=== Текст ===
И все же главная проблема для Рубцова сейчас заключалась не в безденежье... Ему срочно нужно было где-то прописываться.
9 июня 1965 года, подписывая с издательством «Советский писатель» договор на книгу «Звезда полей», Рубцов дал адрес литинститутского общежития на улице Добролюбова. Других адресов у него тогда просто не было.
Рубцов и жил здесь время от времени, когда обстоятельства способствовали этому. Но теперь прожитие в общежитии ему приходилось «отрабатывать»...
«Рубцову надо было ехать ночевать к кому-то из московских знакомых, я предложил ему остаться у себя, а утром, уходя на лекцию, положил на стол ключ, — вспоминает Сергей Чухин. — Ключ оставался у него полтора месяца.
За эти полтора месяца я заметил, что Рубцов не любит разговоров на литературные темы. Всего охотнее он сходился с людьми, если не далекими от литературы, то уж по крайней мере не поэтами.
Он весьма охотно выслушивал на наших вечеринках рифмованные потоки, где ему приходилось отыскивать удачные строки, строфы, чтобы похвалить, не кривя душой».
Так, «похваливая, не кривя душой» юных самовлюбленных стихотворцев, и жил великий русский поэт Николай Рубцов.
Как юные гении обращались с «приживалой» Рубцовым, великолепно описал Лев Котюков в книге «Демоны и бесы Николая Рубцова».
«Сразу хочу оговориться, — говорит он. — Я очень хорошо знал Рубцова, но дружбы между нами не было. Сказывалась разница в возрасте — почти одиннадцать лет, да и житейские обстоятельства.
Мы — девятнадцатилетние-двадцатилетние литшколяры — больше воспринимали Рубцова не как старшего товарища, а как непутевого, неудачливого, но доброго старшего брательника (выделено мной.
— Заочники утром приехали, при деньгах... Но не колются жлобы!.. — рявкает влетевший без стука в мою комнату стихотворец К.
Я грохочу кулаком в стену, за которой обитает Сергей Чухин. Через минуту он у меня, — Серега, пойдем заочников колоть! Срочно подготовь Рубцова с гитарой! И рубаху мою отнеси ему, а то кутается в свой шарф, как воробей недорезанный...
И шли, и успешно кололи зажиточных студентов-заочников под гитару и пение Рубцова...»
Разумеется, литинститутские гении унижали Рубцова не из зловредности, а просто из стремления хотя бы таким вот образом почувствовать себя наравне с гением. И что ж из того, что для этого приходилось маленько втоптать Николая Михайловича Рубцова в грязь? Втаптывали... И сами себе объясняли, что это от широты души называют гения русской поэзии «воробьем недорезанным»...
Вот Лев Котюков описывает спасение Николая Михайловича Рубцова из милиции....

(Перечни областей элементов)

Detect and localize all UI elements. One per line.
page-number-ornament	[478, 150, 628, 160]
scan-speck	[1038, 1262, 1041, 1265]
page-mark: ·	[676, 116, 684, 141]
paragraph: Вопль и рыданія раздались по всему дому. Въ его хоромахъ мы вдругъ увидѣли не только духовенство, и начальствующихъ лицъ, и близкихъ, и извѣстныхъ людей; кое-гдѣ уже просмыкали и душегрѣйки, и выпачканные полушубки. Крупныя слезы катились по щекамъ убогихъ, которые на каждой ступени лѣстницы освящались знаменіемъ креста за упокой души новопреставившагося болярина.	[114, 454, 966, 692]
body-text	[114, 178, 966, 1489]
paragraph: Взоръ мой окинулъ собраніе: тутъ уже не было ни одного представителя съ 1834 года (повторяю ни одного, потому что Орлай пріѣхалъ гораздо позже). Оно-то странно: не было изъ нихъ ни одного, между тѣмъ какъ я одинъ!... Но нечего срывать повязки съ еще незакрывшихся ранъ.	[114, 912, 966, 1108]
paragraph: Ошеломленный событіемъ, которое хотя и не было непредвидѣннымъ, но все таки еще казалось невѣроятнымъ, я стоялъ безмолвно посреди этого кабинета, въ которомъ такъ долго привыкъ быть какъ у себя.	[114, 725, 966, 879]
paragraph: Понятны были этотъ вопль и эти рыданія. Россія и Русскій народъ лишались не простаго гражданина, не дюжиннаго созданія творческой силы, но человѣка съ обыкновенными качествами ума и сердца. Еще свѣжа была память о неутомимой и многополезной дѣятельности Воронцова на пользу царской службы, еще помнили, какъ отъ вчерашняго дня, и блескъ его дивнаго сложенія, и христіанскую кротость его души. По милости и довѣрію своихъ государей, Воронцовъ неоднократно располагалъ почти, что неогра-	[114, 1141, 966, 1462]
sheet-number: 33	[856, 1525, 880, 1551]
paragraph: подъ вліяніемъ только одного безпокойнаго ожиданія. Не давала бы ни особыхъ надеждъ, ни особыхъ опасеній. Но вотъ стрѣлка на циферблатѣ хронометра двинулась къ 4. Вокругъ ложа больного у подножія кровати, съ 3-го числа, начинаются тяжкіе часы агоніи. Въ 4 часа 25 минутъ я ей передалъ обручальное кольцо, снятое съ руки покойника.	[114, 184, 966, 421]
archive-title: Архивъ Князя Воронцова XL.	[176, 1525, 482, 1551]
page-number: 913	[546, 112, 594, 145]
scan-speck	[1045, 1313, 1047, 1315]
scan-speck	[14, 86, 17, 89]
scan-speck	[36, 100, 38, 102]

=== Что нужно сделать ===
- 1) Воспроизведите записи без изменений, начав с их первой строки и закончив строкой, где есть «paragraph: Ошеломленный событіемъ, которое», включительно.
- 2) Продолжите текст о Николае Рубцове, начав сразу после его последнего предложения.
Текст и записи — два отдельных материала, между собой не связанных.

=== Ответы на задания ===
- 1)
Detect and localize all UI elements. One per line.
page-number-ornament	[478, 150, 628, 160]
scan-speck	[1038, 1262, 1041, 1265]
page-mark: ·	[676, 116, 684, 141]
paragraph: Вопль и рыданія раздались по всему дому. Въ его хоромахъ мы вдругъ увидѣли не только духовенство, и начальствующихъ лицъ, и близкихъ, и извѣстныхъ людей; кое-гдѣ уже просмыкали и душегрѣйки, и выпачканные полушубки. Крупныя слезы катились по щекамъ убогихъ, которые на каждой ступени лѣстницы освящались знаменіемъ креста за упокой души новопреставившагося болярина.	[114, 454, 966, 692]
body-text	[114, 178, 966, 1489]
paragraph: Взоръ мой окинулъ собраніе: тутъ уже не было ни одного представителя съ 1834 года (повторяю ни одного, потому что Орлай пріѣхалъ гораздо позже). Оно-то странно: не было изъ нихъ ни одного, между тѣмъ какъ я одинъ!... Но нечего срывать повязки съ еще незакрывшихся ранъ.	[114, 912, 966, 1108]
paragraph: Ошеломленный событіемъ, которое хотя и не было непредвидѣннымъ, но все таки еще казалось невѣроятнымъ, я стоялъ безмолвно посреди этого кабинета, въ которомъ такъ долго привыкъ быть какъ у себя.	[114, 725, 966, 879]

- 2)
«Бодро представ перед дежурным чином милиции, молодым аккуратным лейтенантом, я, стараясь не дышать в его сторону, громово, как в военкомате, представился:
— Секретарь комитета комсомола Литературного института имени Горького при Союзе писателей СССР!!!
Лейтенант напрягся, как машинописный лист под копиркой, взгромыхнулся по «стойке смирно» и сделал под козырек, всем своим служебным видом демонстрируя, что ради великой советской литературы он готов в огонь и в воду.
— М-да, мрачновато тут у вас... — сочувственно обвел я рукой тусклую дежурку. — Тяжеловато... Как танку в болоте... — и, не теряя темпа, с потусторонней брезгливостью спросил: — Тут поступила информация, что вами задержан некий Рубцов, наш студент, к сожалению...
— Сейчас, минуточку, — выясним! — лейтенант бодро полистал мрачную конторскую книгу и поспешно доложил: — Есть Рубцов! Николай Михайлович... Без документов!
— Ну-ка, ну-ка, приведите-ка сюда этого Николая Михайловича! Наши студенты не шастают без документов! — почти приказал я.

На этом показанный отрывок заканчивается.